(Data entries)
-- START --
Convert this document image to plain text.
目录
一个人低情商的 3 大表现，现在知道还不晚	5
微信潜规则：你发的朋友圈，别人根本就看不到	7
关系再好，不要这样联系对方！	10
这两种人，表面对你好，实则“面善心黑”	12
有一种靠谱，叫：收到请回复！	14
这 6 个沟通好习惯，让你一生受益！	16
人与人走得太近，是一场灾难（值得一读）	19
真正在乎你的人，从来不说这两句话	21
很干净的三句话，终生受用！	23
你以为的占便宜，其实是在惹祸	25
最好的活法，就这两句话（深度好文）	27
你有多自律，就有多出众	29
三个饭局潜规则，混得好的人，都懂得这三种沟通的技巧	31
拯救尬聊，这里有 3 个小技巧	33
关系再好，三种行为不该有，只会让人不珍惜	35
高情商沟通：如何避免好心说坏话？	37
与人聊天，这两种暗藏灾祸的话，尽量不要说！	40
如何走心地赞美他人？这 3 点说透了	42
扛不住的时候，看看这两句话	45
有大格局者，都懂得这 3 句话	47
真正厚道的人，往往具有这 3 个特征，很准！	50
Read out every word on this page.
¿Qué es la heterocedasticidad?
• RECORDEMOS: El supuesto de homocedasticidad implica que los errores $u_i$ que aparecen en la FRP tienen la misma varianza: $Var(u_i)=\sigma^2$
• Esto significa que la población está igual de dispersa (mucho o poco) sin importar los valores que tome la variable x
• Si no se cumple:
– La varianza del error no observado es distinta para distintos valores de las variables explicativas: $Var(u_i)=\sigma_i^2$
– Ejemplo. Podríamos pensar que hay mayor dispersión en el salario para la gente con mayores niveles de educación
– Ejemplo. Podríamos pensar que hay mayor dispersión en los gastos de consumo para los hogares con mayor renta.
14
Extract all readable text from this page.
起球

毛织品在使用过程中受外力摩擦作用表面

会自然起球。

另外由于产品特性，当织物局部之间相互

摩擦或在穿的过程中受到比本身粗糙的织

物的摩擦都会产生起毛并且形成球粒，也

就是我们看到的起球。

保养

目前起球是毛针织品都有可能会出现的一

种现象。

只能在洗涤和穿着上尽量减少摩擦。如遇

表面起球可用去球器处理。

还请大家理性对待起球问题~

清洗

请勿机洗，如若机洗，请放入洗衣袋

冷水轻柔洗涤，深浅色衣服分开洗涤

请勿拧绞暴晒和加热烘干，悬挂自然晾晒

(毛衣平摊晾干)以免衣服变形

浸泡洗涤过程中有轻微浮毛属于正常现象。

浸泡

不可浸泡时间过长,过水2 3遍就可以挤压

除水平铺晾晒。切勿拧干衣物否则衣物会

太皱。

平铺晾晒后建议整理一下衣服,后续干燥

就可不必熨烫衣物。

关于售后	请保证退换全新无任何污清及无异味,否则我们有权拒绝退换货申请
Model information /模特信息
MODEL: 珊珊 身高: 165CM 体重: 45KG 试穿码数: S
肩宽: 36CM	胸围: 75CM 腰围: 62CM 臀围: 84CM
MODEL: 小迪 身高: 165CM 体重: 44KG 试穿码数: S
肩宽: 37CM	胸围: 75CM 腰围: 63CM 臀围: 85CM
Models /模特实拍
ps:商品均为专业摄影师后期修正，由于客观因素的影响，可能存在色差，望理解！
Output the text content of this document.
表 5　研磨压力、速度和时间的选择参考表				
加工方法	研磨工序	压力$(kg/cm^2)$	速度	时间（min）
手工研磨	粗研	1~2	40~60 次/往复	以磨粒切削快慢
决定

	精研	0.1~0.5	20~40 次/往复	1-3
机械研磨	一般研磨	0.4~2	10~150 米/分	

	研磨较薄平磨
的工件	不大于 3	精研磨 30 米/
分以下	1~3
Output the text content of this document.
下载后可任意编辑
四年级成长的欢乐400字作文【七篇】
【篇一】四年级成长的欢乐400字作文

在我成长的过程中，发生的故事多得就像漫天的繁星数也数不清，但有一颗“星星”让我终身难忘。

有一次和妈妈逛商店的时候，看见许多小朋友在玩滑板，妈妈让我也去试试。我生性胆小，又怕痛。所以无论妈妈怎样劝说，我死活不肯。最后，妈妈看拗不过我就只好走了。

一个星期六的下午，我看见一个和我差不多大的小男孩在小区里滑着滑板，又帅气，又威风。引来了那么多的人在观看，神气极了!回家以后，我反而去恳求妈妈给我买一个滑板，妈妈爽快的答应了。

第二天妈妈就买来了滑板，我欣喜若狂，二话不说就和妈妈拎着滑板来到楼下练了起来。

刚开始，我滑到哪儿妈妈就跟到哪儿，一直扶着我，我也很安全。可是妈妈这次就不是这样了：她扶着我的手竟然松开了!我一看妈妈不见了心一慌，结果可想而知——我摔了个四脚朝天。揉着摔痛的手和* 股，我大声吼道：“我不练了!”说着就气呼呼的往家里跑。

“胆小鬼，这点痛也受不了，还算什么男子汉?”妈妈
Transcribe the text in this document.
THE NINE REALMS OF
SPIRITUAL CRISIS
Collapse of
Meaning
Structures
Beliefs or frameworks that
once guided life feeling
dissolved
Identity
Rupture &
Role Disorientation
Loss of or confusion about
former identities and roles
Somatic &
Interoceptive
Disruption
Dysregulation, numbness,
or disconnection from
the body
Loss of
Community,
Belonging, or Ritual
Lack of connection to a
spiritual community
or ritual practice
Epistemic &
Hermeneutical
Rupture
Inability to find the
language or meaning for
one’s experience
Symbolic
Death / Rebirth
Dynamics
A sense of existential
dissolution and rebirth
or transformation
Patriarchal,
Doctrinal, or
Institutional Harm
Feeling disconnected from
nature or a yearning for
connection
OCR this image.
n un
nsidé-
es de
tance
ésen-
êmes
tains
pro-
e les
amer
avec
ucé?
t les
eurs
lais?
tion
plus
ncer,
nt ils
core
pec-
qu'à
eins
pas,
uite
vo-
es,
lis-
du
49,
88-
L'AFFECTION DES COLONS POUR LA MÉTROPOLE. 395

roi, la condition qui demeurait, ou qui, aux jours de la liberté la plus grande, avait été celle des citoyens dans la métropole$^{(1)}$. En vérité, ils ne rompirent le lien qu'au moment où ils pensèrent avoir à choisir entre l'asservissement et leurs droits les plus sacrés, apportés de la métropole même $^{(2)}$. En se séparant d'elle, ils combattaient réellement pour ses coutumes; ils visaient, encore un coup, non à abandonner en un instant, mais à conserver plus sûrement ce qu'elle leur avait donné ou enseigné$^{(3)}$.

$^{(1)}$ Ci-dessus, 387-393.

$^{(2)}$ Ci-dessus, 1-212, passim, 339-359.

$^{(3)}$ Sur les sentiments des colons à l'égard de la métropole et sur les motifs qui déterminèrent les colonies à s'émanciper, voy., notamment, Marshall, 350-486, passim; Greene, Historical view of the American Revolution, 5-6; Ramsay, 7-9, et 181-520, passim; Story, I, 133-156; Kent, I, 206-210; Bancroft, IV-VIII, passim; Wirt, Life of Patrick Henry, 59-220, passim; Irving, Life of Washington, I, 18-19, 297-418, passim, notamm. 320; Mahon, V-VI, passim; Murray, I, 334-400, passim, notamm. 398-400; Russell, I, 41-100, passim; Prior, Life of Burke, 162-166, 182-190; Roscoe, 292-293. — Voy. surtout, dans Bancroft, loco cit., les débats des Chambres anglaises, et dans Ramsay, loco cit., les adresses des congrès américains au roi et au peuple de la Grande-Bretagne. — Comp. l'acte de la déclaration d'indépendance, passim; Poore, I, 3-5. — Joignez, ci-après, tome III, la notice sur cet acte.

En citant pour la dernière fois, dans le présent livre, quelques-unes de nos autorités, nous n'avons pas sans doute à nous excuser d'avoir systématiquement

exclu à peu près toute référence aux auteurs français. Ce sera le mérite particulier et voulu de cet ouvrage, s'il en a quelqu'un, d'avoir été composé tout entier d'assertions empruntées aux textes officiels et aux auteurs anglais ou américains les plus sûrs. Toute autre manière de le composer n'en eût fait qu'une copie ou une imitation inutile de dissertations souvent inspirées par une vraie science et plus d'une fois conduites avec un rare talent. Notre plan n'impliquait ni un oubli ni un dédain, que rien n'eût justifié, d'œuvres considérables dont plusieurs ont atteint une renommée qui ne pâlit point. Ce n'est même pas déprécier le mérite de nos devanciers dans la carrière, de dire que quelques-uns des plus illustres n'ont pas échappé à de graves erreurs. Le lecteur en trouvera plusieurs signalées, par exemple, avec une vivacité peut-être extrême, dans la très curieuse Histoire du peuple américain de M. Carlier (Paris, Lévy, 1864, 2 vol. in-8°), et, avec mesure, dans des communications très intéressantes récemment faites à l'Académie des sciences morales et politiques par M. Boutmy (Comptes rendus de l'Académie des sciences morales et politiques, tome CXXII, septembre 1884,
-- END --
▶ [SET PROBLEM]: Check each line above for the word "from" and copy the ones that have it.

▶ [TASK RESULT]:
Extract all readable text from this page.
or disconnection from
Feeling disconnected from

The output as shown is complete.